[Start RECORDS]

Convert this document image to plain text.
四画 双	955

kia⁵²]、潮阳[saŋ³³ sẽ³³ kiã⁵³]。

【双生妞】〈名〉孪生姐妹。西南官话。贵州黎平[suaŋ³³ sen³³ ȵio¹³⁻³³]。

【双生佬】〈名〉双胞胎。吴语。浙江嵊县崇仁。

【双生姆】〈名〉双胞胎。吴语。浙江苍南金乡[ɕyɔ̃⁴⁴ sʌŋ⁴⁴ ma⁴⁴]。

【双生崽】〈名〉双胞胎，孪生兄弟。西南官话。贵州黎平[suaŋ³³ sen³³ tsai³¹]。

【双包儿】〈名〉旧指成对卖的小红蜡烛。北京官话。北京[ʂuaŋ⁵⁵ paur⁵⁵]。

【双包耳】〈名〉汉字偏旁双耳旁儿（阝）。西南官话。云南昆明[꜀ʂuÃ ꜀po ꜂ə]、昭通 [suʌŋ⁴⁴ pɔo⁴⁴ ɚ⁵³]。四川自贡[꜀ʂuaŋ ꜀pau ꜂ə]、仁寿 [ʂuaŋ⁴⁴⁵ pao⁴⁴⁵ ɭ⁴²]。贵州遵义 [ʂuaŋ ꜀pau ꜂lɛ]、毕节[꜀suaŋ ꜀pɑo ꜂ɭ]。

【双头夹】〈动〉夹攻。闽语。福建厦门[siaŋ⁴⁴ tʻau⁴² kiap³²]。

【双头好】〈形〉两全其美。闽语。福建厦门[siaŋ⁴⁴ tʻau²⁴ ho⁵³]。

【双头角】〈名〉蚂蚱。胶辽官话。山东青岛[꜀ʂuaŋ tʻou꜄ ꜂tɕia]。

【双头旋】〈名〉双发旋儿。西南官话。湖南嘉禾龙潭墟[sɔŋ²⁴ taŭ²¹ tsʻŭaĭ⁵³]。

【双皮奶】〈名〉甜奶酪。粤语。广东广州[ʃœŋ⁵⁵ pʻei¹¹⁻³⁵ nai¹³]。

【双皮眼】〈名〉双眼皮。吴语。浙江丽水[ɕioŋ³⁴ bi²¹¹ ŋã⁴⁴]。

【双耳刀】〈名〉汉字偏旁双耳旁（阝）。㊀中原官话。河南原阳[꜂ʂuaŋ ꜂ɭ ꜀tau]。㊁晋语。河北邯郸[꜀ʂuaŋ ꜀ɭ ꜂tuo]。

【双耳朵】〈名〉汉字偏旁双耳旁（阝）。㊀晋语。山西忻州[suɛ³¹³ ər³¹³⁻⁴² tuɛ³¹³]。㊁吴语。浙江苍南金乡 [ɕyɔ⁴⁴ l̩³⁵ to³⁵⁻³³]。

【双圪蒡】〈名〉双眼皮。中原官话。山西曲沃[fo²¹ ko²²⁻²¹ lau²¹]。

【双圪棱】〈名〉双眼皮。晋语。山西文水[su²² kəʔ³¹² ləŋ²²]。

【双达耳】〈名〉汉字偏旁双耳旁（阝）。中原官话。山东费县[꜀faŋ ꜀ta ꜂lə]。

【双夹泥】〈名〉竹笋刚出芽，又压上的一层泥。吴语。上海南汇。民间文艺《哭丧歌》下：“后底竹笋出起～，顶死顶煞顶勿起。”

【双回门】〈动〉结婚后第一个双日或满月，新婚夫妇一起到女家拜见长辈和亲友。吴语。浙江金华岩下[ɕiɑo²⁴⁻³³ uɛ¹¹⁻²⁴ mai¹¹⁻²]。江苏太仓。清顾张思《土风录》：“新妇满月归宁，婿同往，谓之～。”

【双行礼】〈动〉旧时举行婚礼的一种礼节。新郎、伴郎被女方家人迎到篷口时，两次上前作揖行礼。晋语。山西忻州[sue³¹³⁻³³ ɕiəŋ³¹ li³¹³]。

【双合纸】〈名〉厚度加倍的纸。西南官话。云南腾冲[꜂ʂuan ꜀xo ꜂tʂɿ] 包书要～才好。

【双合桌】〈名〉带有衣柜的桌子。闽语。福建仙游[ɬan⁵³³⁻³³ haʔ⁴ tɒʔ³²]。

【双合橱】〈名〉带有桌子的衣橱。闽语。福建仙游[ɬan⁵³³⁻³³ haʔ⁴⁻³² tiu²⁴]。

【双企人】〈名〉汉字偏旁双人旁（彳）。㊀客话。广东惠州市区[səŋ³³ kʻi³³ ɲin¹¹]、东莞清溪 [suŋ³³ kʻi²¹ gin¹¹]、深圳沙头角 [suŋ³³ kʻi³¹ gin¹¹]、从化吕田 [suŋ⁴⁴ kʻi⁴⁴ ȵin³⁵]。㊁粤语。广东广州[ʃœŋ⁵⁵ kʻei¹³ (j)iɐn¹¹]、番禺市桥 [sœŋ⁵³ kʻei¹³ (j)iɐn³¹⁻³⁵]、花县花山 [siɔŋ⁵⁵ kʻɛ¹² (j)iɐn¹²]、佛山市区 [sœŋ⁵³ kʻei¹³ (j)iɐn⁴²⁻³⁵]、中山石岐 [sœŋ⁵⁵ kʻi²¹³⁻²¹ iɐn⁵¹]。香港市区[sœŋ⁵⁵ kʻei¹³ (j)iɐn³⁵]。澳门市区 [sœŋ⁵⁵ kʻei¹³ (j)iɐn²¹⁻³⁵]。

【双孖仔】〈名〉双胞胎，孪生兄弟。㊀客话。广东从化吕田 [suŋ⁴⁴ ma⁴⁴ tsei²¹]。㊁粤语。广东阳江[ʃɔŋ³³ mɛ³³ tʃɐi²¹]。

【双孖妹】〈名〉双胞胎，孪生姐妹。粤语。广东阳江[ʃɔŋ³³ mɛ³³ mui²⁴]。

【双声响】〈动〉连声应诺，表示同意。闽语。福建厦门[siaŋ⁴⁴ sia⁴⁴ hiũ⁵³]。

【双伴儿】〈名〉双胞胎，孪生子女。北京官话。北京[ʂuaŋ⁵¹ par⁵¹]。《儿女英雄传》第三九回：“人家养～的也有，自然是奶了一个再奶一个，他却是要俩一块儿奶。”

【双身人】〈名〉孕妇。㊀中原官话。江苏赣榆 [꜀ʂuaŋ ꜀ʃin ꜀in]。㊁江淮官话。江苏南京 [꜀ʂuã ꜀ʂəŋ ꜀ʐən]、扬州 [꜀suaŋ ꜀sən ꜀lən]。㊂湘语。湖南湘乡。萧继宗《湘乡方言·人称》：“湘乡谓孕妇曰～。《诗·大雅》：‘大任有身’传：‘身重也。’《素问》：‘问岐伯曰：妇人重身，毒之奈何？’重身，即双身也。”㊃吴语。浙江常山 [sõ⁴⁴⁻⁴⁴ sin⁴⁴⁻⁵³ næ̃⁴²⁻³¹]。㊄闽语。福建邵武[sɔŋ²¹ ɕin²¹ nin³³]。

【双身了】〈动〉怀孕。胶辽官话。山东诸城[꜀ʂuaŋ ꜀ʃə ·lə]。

[End RECORDS]

WRITTEN PROBLEM
Check each line of the entries for the string "福建仙游". Copy the lines that have it.

FINAL RESULT
【双合桌】〈名〉带有衣柜的桌子。闽语。福建仙游[ɬan⁵³³⁻³³ haʔ⁴ tɒʔ³²]。
【双合橱】〈名〉带有桌子的衣橱。闽语。福建仙游[ɬan⁵³³⁻³³ haʔ⁴⁻³² tiu²⁴]。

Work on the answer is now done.